- [Texto da página]
——————————

Revista debate obra de fotógrafo de periferia alçado a observador histórico
Ao apontar a câmera, Afonso Pimenta quer todo mundo sorrindo. Fotógrafo do Aglomerado da Serra, periferia de Belo Horizonte, o ex-gari, segurança de prostíbulo, pedreiro e metalúrgico tem predileção por celebrações.
Em vez da imagem desgastada de desalento nas favelas, Pimenta registra, desde o início da década de 1980, batizados, aniversários, casamentos e bailes de música black. A forma de sustentar os 14 filhos, frutos de nove relacionamentos, ganhou nos últimos anos status de documentação histórica do cotidiano desses moradores das franjas da capital mineira.
Nas fotos, crianças e adultos do Aglomerado posam com altivez, junto a eletrodomésticos e vestidos elegantemente. Já os registros das festas black desfilam a moda vibrante da época.
O trabalho de Pimenta, 63, foi descoberto pelo pesquisador e artista Guilherme Cunha, 37. Durante a produção do projeto Memórias da Vila, em que entrevistou moradores do Aglomerado, uma das personagens mostrou a ele cerca de 70 monóculos com imagens de diversos profissionais, entre eles o mineiro e seu mentor, João Mendes. O achado gerou um outro projeto, Retratistas do Morro, no qual Cunha pesquisa fotógrafos que atendiam às demandas daquela comunidade entre as décadas de 1960 e 80.

——————————

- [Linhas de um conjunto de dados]

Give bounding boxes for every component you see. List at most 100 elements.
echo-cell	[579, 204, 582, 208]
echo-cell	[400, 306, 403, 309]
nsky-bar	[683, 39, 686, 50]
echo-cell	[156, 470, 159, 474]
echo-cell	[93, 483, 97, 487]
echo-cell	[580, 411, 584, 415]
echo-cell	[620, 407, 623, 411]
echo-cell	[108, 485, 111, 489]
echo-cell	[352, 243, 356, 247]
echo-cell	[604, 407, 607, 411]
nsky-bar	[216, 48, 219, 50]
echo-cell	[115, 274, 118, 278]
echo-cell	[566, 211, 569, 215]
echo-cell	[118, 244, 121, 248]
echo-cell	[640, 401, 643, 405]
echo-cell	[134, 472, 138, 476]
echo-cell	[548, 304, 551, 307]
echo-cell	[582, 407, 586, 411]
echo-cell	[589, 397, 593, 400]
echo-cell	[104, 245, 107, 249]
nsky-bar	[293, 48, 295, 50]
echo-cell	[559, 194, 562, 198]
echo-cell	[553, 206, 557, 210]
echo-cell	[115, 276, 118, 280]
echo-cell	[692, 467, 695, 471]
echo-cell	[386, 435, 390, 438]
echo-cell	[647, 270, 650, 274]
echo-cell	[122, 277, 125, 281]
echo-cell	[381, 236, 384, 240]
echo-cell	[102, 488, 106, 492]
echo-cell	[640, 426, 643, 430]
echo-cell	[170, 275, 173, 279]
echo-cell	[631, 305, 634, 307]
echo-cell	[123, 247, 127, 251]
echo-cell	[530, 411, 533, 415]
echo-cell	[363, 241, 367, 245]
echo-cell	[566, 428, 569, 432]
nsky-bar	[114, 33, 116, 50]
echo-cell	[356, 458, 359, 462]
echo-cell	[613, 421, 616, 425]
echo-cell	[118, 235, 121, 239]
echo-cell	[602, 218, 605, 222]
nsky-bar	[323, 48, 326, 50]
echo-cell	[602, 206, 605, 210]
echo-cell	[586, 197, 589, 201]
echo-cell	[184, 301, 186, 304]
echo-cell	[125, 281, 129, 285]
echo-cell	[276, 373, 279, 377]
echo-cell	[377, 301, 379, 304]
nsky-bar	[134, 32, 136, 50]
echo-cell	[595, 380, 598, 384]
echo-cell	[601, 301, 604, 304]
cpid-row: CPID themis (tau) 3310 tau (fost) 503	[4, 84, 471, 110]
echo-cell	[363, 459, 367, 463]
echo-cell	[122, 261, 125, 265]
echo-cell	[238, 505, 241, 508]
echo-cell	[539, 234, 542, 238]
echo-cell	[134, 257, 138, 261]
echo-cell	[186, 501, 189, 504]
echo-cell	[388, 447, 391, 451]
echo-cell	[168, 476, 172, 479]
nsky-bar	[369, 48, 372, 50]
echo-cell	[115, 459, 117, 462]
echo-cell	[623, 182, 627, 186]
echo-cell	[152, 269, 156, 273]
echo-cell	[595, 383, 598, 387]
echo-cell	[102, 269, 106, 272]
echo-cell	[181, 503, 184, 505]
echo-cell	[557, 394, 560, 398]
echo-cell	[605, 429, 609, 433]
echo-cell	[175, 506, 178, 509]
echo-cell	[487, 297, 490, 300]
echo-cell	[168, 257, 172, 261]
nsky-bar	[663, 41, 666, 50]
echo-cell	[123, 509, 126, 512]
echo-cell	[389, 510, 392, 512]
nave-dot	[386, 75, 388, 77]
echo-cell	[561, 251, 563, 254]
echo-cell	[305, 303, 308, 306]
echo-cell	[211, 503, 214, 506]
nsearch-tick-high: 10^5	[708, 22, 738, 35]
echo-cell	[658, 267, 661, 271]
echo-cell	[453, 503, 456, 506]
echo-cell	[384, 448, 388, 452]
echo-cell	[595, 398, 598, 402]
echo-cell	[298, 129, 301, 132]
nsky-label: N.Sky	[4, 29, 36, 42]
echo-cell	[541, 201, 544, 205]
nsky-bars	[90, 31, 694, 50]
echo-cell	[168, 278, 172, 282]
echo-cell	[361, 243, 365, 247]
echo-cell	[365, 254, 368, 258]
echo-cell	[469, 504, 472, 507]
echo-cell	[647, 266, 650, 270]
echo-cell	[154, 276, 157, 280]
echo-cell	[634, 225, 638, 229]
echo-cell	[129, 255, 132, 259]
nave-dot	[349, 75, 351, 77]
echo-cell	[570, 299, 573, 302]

——————————

- [O que fazer]
Transcreva sem alterações o trecho da reportagem sobre o fotógrafo Afonso Pimenta que começa em "Em vez da imagem" e segue até "da capital mineira.".

- [Resultado do exercício]
Em vez da imagem desgastada de desalento nas favelas, Pimenta registra, desde o início da década de 1980, batizados, aniversários, casamentos e bailes de música black. A forma de sustentar os 14 filhos, frutos de nove relacionamentos, ganhou nos últimos anos status de documentação histórica do cotidiano desses moradores das franjas da capital mineira.